**TASK STATEMENT**.
Repeat the listing exactly as given, omitting every image.

**RECORDS FOR THE TASK**.
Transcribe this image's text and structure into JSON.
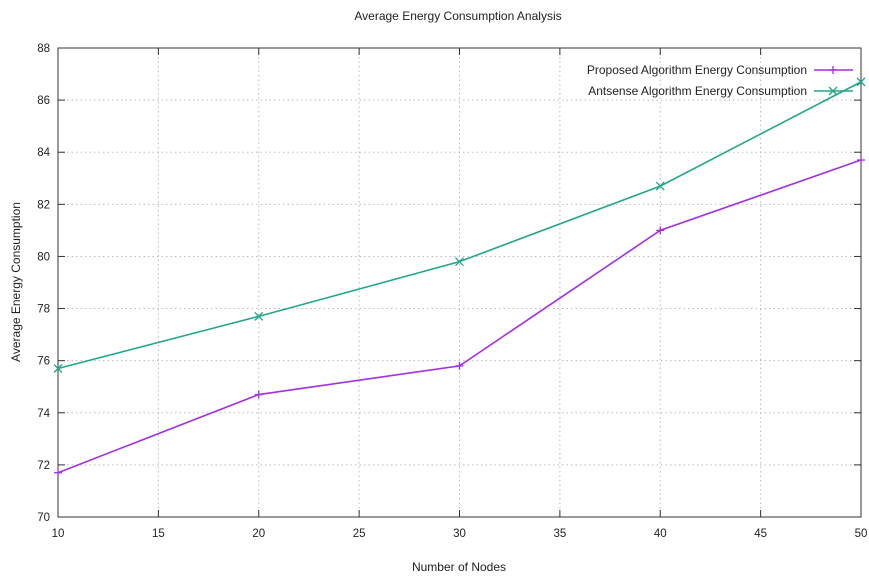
{
  "chart_data": {
    "type": "line",
    "title": "Average Energy Consumption Analysis",
    "xlabel": "Number of Nodes",
    "ylabel": "Average Energy Consumption",
    "xlim": [
      10,
      50
    ],
    "ylim": [
      70,
      88
    ],
    "xticks": [
      10,
      15,
      20,
      25,
      30,
      35,
      40,
      45,
      50
    ],
    "yticks": [
      70,
      72,
      74,
      76,
      78,
      80,
      82,
      84,
      86,
      88
    ],
    "grid": true,
    "legend_position": "top-right",
    "series": [
      {
        "name": "Proposed Algorithm Energy Consumption",
        "color": "#a22fe0",
        "marker": "plus",
        "x": [
          10,
          20,
          30,
          40,
          50
        ],
        "y": [
          71.7,
          74.7,
          75.8,
          81.0,
          83.7
        ]
      },
      {
        "name": "Antsense Algorithm Energy Consumption",
        "color": "#23a68a",
        "marker": "cross",
        "x": [
          10,
          20,
          30,
          40,
          50
        ],
        "y": [
          75.7,
          77.7,
          79.8,
          82.7,
          86.7
        ]
      }
    ]
  }
}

**THE RESULT**.
Transcribe this image's text and structure into JSON.
{
  "chart_data": {
    "type": "line",
    "title": "Average Energy Consumption Analysis",
    "xlabel": "Number of Nodes",
    "ylabel": "Average Energy Consumption",
    "xlim": [
      10,
      50
    ],
    "ylim": [
      70,
      88
    ],
    "xticks": [
      10,
      15,
      20,
      25,
      30,
      35,
      40,
      45,
      50
    ],
    "yticks": [
      70,
      72,
      74,
      76,
      78,
      80,
      82,
      84,
      86,
      88
    ],
    "grid": true,
    "legend_position": "top-right",
    "series": [
      {
        "name": "Proposed Algorithm Energy Consumption",
        "color": "#a22fe0",
        "marker": "plus",
        "x": [
          10,
          20,
          30,
          40,
          50
        ],
        "y": [
          71.7,
          74.7,
          75.8,
          81.0,
          83.7
        ]
      },
      {
        "name": "Antsense Algorithm Energy Consumption",
        "color": "#23a68a",
        "marker": "cross",
        "x": [
          10,
          20,
          30,
          40,
          50
        ],
        "y": [
          75.7,
          77.7,
          79.8,
          82.7,
          86.7
        ]
      }
    ]
  }
}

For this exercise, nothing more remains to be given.